**Problem requirements**
Where the string "South" occurs in the material below, report the whole line.

=====

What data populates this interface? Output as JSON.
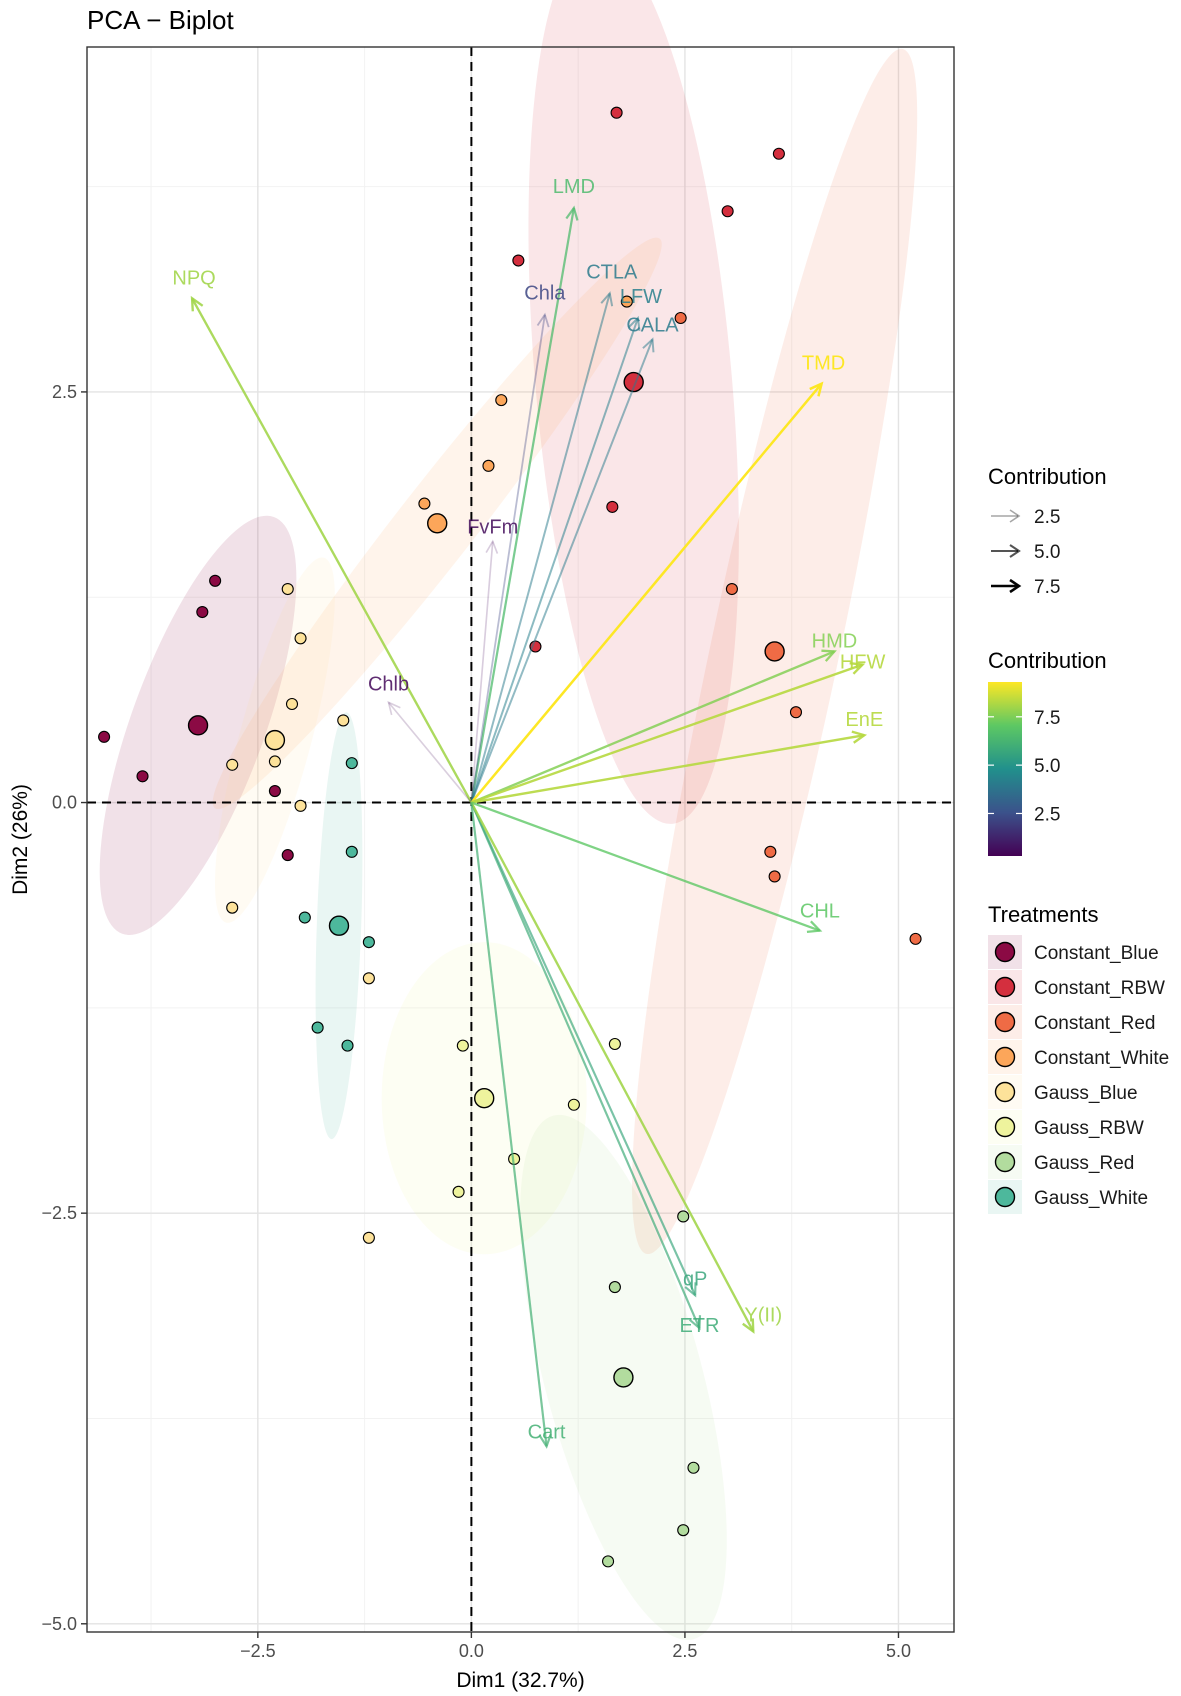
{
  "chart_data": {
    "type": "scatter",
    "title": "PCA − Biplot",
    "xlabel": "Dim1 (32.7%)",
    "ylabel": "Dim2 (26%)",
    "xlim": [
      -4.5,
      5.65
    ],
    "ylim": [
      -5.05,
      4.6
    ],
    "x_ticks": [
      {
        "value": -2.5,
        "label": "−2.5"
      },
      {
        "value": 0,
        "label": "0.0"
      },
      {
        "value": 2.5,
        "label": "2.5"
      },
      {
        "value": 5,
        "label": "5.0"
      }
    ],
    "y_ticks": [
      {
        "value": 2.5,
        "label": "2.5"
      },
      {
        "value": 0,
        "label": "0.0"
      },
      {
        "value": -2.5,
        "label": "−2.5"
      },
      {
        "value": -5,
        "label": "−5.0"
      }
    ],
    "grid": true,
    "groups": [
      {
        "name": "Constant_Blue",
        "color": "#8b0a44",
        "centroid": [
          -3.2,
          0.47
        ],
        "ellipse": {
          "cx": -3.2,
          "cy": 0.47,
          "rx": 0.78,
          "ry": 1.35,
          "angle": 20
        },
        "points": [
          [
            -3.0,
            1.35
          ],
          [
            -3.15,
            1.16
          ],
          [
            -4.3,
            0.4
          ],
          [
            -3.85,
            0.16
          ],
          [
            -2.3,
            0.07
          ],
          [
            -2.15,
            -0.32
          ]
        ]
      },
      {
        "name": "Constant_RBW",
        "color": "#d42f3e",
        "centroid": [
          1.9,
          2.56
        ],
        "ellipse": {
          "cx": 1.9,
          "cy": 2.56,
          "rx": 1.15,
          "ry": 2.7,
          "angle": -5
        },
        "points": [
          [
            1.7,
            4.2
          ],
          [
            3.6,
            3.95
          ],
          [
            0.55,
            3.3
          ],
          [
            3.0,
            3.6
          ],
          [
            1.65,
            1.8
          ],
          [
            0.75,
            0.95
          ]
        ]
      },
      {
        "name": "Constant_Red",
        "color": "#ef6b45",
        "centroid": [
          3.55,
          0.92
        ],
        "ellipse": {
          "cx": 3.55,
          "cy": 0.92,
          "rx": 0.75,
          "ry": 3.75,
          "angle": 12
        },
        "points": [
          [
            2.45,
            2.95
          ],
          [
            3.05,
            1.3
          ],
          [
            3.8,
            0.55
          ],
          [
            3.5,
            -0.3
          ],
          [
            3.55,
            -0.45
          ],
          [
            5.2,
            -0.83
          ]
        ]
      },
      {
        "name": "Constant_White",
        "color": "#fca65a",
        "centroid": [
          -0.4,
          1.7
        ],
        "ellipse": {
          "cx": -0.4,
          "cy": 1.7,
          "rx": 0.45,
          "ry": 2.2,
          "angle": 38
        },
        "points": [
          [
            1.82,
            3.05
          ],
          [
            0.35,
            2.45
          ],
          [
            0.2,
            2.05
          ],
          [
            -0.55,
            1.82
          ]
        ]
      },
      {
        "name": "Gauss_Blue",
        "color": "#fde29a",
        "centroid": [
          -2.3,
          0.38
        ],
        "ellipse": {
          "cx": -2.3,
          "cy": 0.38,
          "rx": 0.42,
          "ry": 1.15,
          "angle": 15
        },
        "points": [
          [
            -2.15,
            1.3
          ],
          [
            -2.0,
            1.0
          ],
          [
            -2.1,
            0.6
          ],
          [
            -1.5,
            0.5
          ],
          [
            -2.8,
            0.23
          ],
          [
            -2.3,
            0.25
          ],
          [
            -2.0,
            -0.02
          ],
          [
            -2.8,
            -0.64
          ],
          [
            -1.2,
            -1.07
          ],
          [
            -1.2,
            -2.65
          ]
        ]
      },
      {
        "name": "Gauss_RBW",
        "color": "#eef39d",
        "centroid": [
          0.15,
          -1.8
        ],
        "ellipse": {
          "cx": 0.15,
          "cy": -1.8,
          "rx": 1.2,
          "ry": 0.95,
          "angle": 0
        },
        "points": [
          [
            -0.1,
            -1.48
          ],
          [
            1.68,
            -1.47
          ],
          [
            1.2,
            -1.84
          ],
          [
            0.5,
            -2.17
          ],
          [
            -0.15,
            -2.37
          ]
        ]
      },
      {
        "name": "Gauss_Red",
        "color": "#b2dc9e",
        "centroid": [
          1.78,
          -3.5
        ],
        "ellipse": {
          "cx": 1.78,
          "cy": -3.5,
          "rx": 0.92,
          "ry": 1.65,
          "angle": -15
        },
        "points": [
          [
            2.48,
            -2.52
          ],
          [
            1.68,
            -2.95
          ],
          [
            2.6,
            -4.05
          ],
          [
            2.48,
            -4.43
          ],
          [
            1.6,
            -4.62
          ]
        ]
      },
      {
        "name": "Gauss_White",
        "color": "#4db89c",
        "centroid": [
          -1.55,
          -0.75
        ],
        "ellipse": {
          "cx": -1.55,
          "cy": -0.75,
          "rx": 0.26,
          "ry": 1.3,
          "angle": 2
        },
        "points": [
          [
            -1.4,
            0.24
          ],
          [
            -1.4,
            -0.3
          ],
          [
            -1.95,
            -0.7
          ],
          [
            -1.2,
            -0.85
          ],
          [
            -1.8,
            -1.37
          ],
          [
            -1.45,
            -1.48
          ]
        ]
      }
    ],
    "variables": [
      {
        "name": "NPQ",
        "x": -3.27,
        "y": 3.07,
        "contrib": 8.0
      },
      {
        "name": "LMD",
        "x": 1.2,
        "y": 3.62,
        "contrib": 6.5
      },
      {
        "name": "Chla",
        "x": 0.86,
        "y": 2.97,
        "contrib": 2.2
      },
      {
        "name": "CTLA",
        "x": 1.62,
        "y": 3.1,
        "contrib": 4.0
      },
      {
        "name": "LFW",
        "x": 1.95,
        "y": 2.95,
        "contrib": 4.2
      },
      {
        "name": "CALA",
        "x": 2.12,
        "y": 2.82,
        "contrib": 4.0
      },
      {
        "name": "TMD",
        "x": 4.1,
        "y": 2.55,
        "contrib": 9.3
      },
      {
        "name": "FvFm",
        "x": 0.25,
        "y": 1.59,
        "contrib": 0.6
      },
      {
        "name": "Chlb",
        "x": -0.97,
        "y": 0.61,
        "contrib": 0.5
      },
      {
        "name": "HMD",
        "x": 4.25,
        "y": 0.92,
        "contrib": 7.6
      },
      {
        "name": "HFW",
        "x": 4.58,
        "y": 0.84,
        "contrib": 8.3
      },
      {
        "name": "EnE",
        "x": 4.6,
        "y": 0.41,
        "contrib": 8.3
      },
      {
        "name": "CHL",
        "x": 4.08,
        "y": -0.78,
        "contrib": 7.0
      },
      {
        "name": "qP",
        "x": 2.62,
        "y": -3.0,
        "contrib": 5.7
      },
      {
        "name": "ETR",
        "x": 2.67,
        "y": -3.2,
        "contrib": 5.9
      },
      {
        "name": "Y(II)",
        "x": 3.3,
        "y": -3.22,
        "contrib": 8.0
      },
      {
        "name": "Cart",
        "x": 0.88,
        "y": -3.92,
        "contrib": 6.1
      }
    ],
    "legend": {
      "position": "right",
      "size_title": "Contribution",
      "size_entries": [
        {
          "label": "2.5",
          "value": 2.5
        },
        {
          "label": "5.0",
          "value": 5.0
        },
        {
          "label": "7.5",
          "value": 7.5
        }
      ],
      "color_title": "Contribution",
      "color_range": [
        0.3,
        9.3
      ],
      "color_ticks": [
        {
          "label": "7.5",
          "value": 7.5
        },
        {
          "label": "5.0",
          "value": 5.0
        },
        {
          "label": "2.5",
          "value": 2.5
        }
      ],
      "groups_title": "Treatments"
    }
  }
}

=====

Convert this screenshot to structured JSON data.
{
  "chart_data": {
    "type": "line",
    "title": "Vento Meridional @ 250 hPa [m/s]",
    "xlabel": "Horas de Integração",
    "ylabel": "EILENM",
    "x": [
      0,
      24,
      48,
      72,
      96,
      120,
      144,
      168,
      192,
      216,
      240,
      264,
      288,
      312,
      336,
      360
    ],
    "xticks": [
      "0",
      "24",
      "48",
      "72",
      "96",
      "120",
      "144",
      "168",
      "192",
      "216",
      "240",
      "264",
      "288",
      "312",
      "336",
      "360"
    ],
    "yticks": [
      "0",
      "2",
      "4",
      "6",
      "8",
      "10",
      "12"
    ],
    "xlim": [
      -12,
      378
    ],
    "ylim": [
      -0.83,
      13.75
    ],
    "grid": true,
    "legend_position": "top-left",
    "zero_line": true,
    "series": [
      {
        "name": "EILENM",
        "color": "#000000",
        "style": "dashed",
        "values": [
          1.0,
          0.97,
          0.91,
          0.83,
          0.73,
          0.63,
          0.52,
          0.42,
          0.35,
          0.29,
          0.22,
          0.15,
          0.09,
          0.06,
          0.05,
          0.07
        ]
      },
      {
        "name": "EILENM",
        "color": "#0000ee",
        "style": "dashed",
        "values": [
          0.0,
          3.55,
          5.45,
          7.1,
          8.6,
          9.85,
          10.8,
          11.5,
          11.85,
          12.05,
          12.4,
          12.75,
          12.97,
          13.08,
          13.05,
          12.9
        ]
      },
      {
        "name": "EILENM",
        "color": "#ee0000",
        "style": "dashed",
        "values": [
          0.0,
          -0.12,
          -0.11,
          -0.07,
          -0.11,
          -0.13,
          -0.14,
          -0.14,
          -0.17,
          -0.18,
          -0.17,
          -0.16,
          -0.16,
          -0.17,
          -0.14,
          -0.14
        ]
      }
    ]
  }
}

=====

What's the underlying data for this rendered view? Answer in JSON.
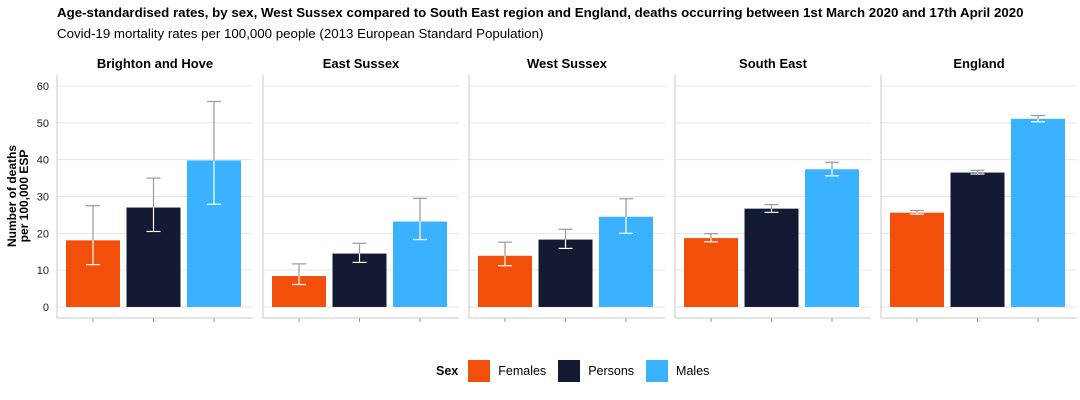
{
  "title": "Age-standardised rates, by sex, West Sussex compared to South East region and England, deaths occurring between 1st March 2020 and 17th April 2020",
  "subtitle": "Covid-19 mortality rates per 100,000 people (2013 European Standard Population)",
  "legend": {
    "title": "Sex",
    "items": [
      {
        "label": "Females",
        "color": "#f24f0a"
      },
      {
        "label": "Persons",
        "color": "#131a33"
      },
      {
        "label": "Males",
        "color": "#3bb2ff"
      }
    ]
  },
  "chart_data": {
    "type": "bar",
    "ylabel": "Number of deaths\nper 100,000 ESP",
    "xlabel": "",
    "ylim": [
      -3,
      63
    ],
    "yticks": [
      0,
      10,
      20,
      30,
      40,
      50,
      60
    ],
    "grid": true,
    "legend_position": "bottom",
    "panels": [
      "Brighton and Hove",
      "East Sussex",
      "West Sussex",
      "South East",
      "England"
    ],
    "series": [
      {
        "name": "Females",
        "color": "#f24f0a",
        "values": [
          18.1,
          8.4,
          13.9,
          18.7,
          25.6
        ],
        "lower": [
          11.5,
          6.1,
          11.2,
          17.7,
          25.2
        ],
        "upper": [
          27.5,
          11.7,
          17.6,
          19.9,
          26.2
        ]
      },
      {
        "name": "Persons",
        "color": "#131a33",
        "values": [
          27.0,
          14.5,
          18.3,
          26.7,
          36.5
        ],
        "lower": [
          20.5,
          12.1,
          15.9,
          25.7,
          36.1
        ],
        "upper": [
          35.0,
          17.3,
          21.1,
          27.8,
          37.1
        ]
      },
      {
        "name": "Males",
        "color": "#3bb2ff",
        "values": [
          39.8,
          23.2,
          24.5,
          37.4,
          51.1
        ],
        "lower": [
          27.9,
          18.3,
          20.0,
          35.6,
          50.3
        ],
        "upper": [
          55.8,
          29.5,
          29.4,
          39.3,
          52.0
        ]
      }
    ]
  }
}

=====

**Output for this exercise**
  "title": "Age-standardised rates, by sex, West Sussex compared to South East region and England, deaths occurring between 1st March 2020 and 17th April 2020",
      "South East",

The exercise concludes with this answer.